> **Request**: Find the string "блокируют" and gather every line that holds it.

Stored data
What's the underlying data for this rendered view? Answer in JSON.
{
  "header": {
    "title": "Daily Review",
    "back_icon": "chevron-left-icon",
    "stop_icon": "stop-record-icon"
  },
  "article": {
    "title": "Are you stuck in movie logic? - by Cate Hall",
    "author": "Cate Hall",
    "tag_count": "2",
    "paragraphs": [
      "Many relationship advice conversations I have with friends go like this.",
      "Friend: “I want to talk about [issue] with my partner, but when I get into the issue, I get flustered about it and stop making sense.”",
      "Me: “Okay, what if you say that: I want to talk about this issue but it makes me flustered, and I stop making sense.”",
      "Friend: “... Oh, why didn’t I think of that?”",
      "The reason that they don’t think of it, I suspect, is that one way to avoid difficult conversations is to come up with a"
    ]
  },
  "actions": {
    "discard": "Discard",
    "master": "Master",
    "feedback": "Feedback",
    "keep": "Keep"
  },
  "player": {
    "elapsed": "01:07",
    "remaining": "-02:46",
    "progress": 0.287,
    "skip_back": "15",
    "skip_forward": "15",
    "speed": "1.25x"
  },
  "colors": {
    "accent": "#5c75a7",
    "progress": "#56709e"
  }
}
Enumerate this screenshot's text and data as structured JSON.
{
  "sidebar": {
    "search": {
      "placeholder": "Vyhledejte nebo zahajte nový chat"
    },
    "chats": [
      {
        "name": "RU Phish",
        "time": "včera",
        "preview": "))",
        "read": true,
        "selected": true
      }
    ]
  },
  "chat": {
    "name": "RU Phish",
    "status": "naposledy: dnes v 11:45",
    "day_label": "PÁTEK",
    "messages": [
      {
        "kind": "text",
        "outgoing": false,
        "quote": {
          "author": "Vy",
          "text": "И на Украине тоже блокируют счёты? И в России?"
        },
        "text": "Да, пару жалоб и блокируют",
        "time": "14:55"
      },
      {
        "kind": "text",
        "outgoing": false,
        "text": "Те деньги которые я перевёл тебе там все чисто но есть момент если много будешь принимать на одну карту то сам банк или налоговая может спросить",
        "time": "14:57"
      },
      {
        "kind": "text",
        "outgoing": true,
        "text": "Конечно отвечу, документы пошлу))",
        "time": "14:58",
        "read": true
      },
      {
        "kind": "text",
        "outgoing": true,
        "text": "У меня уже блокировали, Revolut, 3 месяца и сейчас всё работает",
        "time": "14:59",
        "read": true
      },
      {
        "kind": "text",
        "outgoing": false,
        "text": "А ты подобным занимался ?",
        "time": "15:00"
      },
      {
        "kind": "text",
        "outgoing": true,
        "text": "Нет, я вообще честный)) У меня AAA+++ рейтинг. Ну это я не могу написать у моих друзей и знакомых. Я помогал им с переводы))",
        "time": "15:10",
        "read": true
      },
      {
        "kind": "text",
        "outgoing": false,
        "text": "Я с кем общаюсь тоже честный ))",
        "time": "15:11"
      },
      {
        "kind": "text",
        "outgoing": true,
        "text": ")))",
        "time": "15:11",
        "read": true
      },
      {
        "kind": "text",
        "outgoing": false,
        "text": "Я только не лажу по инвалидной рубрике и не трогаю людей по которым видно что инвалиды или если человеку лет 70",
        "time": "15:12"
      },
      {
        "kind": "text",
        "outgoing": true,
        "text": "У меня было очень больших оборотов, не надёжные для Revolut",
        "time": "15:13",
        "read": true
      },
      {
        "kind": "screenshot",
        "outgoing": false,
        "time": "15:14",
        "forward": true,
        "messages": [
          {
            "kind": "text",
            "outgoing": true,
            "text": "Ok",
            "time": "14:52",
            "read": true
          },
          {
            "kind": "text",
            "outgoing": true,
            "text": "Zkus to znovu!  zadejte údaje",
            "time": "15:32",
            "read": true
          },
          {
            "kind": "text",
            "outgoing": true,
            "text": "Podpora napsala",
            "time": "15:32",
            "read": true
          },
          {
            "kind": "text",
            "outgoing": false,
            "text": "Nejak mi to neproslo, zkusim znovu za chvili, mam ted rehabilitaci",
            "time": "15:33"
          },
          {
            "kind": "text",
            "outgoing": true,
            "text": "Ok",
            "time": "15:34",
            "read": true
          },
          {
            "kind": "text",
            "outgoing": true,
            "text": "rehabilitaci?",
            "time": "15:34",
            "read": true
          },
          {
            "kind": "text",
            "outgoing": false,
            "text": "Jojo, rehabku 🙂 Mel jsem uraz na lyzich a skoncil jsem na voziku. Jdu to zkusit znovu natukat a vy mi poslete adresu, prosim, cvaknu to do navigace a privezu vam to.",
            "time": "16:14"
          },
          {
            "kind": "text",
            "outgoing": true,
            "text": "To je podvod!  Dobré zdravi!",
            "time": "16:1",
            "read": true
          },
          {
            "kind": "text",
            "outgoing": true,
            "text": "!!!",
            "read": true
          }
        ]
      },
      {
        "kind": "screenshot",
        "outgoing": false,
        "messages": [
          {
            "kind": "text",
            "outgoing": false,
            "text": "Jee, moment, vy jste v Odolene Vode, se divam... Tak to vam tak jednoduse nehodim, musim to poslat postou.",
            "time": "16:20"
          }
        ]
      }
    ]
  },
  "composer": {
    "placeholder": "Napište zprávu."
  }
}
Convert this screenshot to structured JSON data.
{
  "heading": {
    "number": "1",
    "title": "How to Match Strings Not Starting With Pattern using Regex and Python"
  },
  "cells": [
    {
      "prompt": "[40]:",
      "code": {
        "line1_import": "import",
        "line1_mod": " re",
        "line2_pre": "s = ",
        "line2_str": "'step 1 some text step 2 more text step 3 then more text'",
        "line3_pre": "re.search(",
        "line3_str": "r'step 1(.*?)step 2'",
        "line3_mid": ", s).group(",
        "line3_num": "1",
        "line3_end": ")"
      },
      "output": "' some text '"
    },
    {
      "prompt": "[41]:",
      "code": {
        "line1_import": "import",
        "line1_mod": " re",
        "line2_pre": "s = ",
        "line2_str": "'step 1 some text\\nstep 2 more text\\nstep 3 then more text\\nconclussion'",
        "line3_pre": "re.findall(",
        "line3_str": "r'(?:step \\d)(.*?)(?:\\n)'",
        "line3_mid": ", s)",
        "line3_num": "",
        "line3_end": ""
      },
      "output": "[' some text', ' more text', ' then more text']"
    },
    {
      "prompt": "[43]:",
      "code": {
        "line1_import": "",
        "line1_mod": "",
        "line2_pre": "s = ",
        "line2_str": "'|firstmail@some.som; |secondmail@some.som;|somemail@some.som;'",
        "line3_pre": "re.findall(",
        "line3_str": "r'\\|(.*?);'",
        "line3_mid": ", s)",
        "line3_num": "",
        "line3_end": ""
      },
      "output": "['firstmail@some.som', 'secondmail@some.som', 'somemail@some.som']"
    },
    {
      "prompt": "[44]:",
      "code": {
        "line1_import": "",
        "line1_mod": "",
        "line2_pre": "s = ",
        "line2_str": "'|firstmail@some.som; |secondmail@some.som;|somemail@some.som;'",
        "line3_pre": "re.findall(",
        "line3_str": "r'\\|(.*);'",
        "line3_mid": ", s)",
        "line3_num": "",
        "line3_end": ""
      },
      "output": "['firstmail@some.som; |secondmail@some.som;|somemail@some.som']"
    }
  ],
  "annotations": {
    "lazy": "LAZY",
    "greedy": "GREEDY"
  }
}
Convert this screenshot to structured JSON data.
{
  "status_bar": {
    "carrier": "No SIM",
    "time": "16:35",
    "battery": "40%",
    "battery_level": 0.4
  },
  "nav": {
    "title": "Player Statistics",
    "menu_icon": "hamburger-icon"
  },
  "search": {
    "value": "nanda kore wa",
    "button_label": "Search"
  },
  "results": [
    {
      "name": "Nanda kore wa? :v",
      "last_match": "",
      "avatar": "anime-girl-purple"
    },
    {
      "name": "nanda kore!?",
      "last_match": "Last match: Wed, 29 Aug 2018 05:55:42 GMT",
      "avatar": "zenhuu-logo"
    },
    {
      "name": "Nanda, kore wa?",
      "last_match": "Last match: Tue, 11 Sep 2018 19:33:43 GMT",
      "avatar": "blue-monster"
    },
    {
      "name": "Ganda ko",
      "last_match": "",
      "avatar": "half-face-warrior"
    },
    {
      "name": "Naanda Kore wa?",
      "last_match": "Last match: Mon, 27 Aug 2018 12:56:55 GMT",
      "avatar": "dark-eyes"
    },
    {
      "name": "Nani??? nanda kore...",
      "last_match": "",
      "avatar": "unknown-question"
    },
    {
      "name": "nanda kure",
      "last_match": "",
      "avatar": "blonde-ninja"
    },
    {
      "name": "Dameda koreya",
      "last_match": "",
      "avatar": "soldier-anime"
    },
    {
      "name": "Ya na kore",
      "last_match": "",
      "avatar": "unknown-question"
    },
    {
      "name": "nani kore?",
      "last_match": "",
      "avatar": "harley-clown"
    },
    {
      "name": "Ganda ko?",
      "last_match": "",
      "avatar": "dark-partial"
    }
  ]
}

> **Problem solution**:
          "text": "И на Украине тоже блокируют счёты? И в России?"
        "text": "Да, пару жалоб и блокируют",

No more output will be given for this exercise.